Your goal: Look through the material and copy each line holding "snacks".

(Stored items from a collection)
/---

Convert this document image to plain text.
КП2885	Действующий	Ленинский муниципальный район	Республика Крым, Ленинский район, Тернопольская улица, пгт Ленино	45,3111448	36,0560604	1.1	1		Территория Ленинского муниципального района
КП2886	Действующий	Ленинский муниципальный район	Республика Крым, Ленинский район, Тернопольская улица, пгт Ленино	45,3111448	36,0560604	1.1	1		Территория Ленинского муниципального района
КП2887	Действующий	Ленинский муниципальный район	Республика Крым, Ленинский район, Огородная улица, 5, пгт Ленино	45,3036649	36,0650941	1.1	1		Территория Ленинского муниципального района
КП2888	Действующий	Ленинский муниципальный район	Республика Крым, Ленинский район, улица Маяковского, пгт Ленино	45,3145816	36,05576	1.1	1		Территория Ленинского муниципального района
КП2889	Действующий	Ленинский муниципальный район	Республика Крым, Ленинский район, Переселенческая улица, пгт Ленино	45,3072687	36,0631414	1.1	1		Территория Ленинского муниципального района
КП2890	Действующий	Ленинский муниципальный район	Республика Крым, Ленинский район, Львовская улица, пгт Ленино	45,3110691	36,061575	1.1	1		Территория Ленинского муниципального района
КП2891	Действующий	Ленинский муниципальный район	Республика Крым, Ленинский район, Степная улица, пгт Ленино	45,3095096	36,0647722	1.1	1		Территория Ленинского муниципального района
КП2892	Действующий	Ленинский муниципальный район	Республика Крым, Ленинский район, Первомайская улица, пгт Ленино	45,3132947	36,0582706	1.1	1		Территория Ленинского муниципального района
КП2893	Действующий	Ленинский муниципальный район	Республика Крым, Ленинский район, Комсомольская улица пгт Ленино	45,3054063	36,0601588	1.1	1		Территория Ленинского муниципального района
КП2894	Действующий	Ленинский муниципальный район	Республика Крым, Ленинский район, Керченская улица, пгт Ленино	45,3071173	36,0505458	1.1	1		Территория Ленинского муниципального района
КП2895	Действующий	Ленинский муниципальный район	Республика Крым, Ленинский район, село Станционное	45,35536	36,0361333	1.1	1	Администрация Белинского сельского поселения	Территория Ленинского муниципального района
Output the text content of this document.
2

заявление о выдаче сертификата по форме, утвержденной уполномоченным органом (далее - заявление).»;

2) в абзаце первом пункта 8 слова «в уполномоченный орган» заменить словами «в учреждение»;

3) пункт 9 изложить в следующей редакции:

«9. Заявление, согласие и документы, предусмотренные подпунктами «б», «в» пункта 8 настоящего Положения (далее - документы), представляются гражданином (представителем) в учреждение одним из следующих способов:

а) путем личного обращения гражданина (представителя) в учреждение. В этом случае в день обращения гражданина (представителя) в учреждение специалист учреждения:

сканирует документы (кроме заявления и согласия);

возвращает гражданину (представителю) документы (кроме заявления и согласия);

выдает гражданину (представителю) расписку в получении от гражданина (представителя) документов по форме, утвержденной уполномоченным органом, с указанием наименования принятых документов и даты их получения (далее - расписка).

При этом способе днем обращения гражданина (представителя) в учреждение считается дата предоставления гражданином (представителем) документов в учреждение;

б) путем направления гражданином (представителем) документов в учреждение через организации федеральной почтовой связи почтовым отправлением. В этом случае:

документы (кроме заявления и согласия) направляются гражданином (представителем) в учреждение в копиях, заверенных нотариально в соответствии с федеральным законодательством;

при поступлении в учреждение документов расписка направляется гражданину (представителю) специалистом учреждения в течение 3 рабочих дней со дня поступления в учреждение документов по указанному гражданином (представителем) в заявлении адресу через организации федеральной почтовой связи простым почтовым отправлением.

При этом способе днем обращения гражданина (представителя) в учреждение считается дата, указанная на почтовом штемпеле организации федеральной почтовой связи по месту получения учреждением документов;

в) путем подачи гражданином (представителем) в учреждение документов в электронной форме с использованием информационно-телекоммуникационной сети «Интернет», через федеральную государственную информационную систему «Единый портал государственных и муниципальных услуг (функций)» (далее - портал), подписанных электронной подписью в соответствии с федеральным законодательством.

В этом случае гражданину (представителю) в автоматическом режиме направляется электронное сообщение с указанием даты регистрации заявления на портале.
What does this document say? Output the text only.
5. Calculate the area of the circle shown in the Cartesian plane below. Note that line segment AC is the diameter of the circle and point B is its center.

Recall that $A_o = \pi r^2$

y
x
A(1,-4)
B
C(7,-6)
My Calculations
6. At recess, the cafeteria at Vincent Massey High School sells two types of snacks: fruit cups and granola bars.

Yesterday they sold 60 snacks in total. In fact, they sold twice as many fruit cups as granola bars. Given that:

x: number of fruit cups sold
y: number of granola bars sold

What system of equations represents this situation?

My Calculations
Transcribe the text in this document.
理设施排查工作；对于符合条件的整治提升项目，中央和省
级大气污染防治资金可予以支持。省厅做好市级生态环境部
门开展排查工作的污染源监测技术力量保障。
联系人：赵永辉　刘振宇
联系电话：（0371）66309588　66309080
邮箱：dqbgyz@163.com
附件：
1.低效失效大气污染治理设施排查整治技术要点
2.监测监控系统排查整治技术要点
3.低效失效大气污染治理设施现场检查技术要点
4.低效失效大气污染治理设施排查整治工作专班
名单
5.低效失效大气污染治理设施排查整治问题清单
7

\---

Solution for this exercise:
6. At recess, the cafeteria at Vincent Massey High School sells two types of snacks: fruit cups and granola bars.
Yesterday they sold 60 snacks in total. In fact, they sold twice as many fruit cups as granola bars. Given that:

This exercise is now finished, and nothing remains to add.